┌─ Task input
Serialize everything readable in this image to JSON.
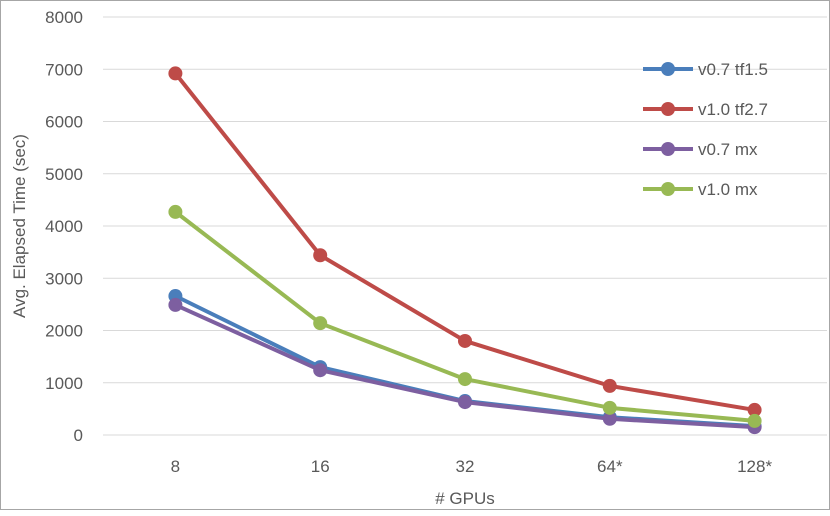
{
  "chart_data": {
    "type": "line",
    "xlabel": "# GPUs",
    "ylabel": "Avg. Elapsed Time (sec)",
    "categories": [
      "8",
      "16",
      "32",
      "64*",
      "128*"
    ],
    "ylim": [
      0,
      8000
    ],
    "yticks": [
      0,
      1000,
      2000,
      3000,
      4000,
      5000,
      6000,
      7000,
      8000
    ],
    "grid": true,
    "legend_position": "right",
    "series": [
      {
        "name": "v0.7 tf1.5",
        "color": "#4a7ebb",
        "values": [
          2660,
          1300,
          650,
          340,
          170
        ]
      },
      {
        "name": "v1.0 tf2.7",
        "color": "#be4b48",
        "values": [
          6920,
          3440,
          1800,
          940,
          480
        ]
      },
      {
        "name": "v0.7 mx",
        "color": "#7d5fa0",
        "values": [
          2490,
          1240,
          630,
          310,
          150
        ]
      },
      {
        "name": "v1.0 mx",
        "color": "#98b954",
        "values": [
          4270,
          2140,
          1070,
          520,
          270
        ]
      }
    ]
  }
}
└─
* To be done: Excluding the pictures, reproduce every entry exactly as given.

* Exercise response:
Serialize everything readable in this image to JSON.
{
  "chart_data": {
    "type": "line",
    "xlabel": "# GPUs",
    "ylabel": "Avg. Elapsed Time (sec)",
    "categories": [
      "8",
      "16",
      "32",
      "64*",
      "128*"
    ],
    "ylim": [
      0,
      8000
    ],
    "yticks": [
      0,
      1000,
      2000,
      3000,
      4000,
      5000,
      6000,
      7000,
      8000
    ],
    "grid": true,
    "legend_position": "right",
    "series": [
      {
        "name": "v0.7 tf1.5",
        "color": "#4a7ebb",
        "values": [
          2660,
          1300,
          650,
          340,
          170
        ]
      },
      {
        "name": "v1.0 tf2.7",
        "color": "#be4b48",
        "values": [
          6920,
          3440,
          1800,
          940,
          480
        ]
      },
      {
        "name": "v0.7 mx",
        "color": "#7d5fa0",
        "values": [
          2490,
          1240,
          630,
          310,
          150
        ]
      },
      {
        "name": "v1.0 mx",
        "color": "#98b954",
        "values": [
          4270,
          2140,
          1070,
          520,
          270
        ]
      }
    ]
  }
}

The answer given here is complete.